Given request: Restate the whole of the material. Keep every word, and drop the pictures.

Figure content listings
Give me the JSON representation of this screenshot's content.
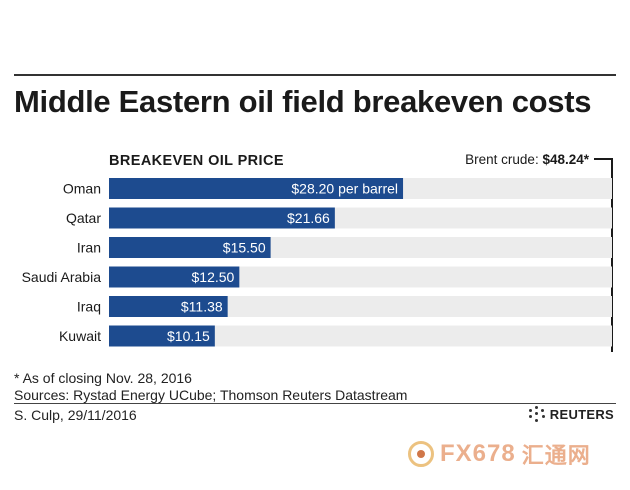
{
  "title": "Middle Eastern oil field breakeven costs",
  "chart_data": {
    "type": "bar",
    "orientation": "horizontal",
    "subtitle": "BREAKEVEN OIL PRICE",
    "categories": [
      "Oman",
      "Qatar",
      "Iran",
      "Saudi Arabia",
      "Iraq",
      "Kuwait"
    ],
    "values": [
      28.2,
      21.66,
      15.5,
      12.5,
      11.38,
      10.15
    ],
    "value_labels": [
      "$28.20 per barrel",
      "$21.66",
      "$15.50",
      "$12.50",
      "$11.38",
      "$10.15"
    ],
    "xlim": [
      0,
      48.24
    ],
    "reference": {
      "label": "Brent crude: ",
      "value_label": "$48.24*",
      "value": 48.24
    },
    "bar_color": "#1d4b8f",
    "track_color": "#ececec"
  },
  "footnotes": {
    "asterisk_note": "* As of closing Nov. 28, 2016",
    "sources": "Sources:  Rystad Energy UCube; Thomson Reuters Datastream"
  },
  "credit": "S. Culp,  29/11/2016",
  "brand": "REUTERS",
  "watermark": {
    "latin": "FX678",
    "chinese": "汇通网"
  }
}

Complete response:
Give me the JSON representation of this screenshot's content.
{
  "title": "Middle Eastern oil field breakeven costs",
  "chart_data": {
    "type": "bar",
    "orientation": "horizontal",
    "subtitle": "BREAKEVEN OIL PRICE",
    "categories": [
      "Oman",
      "Qatar",
      "Iran",
      "Saudi Arabia",
      "Iraq",
      "Kuwait"
    ],
    "values": [
      28.2,
      21.66,
      15.5,
      12.5,
      11.38,
      10.15
    ],
    "value_labels": [
      "$28.20 per barrel",
      "$21.66",
      "$15.50",
      "$12.50",
      "$11.38",
      "$10.15"
    ],
    "xlim": [
      0,
      48.24
    ],
    "reference": {
      "label": "Brent crude: ",
      "value_label": "$48.24*",
      "value": 48.24
    },
    "bar_color": "#1d4b8f",
    "track_color": "#ececec"
  },
  "footnotes": {
    "asterisk_note": "* As of closing Nov. 28, 2016",
    "sources": "Sources:  Rystad Energy UCube; Thomson Reuters Datastream"
  },
  "credit": "S. Culp,  29/11/2016",
  "brand": "REUTERS",
  "watermark": {
    "latin": "FX678",
    "chinese": "汇通网"
  }
}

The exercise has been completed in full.